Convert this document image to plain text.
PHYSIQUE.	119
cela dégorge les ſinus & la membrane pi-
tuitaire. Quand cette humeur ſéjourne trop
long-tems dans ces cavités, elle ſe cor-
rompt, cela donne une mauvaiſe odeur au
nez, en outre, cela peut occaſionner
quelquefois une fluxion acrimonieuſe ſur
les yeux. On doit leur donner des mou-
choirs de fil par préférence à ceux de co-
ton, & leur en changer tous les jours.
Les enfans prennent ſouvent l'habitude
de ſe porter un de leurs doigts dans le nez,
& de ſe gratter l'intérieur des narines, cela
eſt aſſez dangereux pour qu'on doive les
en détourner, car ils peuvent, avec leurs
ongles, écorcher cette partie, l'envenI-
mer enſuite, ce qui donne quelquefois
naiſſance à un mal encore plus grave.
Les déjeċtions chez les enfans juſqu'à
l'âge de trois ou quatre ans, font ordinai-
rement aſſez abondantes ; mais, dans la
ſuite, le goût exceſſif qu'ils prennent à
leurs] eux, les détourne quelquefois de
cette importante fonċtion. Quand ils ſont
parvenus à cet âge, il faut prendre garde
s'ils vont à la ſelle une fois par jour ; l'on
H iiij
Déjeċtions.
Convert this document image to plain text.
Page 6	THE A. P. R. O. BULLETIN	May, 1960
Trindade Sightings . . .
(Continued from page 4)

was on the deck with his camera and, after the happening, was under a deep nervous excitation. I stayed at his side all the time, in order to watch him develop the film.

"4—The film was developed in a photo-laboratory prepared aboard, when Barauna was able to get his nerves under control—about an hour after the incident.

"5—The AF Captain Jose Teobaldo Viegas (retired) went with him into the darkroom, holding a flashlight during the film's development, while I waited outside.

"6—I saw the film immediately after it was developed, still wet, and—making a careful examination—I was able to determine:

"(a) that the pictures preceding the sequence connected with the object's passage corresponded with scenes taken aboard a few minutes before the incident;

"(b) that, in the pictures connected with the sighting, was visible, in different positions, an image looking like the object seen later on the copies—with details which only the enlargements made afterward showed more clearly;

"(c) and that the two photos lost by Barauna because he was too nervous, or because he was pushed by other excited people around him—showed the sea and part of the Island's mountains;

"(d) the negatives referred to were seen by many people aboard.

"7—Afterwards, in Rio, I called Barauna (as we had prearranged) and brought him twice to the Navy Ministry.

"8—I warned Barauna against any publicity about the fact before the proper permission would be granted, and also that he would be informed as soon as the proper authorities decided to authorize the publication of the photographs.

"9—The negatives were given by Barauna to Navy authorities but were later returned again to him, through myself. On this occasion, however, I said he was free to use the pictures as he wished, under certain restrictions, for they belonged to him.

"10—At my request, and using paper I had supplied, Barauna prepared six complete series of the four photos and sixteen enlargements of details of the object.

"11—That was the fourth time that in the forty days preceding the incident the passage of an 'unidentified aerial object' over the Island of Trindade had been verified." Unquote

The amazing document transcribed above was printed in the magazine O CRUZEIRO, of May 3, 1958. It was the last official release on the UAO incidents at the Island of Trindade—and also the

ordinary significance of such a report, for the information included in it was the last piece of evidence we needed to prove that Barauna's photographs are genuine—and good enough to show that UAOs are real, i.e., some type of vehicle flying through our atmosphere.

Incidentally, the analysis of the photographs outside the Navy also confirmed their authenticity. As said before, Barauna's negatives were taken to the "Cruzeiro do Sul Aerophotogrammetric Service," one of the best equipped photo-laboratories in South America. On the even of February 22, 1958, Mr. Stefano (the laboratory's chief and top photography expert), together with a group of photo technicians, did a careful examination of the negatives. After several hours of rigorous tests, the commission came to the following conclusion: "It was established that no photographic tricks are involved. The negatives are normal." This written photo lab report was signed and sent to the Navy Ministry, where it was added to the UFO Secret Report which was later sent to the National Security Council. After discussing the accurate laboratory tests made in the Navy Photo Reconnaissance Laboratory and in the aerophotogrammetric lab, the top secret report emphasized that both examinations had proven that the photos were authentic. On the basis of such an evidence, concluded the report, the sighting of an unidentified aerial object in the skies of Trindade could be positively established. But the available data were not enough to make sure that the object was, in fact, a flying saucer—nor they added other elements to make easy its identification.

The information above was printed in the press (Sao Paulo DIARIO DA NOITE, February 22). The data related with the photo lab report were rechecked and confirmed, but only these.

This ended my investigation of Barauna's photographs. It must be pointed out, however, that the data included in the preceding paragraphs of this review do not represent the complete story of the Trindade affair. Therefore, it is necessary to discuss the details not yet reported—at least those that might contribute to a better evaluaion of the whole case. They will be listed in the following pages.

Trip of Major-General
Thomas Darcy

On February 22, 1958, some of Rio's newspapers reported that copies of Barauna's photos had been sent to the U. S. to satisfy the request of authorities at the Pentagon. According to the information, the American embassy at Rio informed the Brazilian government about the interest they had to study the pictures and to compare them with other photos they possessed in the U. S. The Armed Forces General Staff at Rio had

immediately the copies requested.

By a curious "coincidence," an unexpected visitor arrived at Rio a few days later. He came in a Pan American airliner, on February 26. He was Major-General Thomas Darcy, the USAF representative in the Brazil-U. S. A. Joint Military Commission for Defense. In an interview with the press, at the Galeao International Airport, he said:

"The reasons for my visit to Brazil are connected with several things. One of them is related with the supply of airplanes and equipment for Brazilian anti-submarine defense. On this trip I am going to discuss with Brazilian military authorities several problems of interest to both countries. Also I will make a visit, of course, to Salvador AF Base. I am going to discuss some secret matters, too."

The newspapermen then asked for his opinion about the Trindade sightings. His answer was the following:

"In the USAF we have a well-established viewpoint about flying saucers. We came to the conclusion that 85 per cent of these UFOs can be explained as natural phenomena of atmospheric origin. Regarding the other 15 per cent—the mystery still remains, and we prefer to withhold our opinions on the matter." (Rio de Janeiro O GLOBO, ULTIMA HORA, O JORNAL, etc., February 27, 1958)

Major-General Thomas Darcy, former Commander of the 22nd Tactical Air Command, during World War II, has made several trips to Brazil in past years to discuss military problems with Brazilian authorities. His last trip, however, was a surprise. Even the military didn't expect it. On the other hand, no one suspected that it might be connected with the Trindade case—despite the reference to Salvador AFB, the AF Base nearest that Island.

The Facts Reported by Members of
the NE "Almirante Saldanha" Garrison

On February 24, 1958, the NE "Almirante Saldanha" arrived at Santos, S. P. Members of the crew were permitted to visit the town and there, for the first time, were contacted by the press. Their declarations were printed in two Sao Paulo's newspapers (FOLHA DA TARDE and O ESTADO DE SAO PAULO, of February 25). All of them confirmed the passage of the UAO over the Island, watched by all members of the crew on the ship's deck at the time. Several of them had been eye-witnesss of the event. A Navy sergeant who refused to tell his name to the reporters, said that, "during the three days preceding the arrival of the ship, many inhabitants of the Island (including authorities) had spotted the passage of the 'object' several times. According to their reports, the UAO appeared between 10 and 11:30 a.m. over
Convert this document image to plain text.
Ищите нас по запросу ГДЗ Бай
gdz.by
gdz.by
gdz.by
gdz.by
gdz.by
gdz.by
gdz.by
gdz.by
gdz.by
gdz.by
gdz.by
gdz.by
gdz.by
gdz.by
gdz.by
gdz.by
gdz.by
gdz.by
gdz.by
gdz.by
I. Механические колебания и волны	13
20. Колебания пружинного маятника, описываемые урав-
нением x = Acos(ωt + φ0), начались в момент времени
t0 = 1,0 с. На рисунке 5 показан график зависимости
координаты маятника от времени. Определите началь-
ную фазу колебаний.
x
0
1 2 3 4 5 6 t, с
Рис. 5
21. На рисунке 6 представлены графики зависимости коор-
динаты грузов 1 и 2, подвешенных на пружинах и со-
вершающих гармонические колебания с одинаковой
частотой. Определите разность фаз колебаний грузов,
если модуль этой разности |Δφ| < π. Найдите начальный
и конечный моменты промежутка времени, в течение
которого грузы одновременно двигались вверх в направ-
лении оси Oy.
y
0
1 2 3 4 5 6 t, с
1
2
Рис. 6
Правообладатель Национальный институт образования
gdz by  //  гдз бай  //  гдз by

» EXERCISE TASK:
State how many lines of the records hold the string "Определите", and nothing else.

» SOLUTION TO THE EXERCISE:
2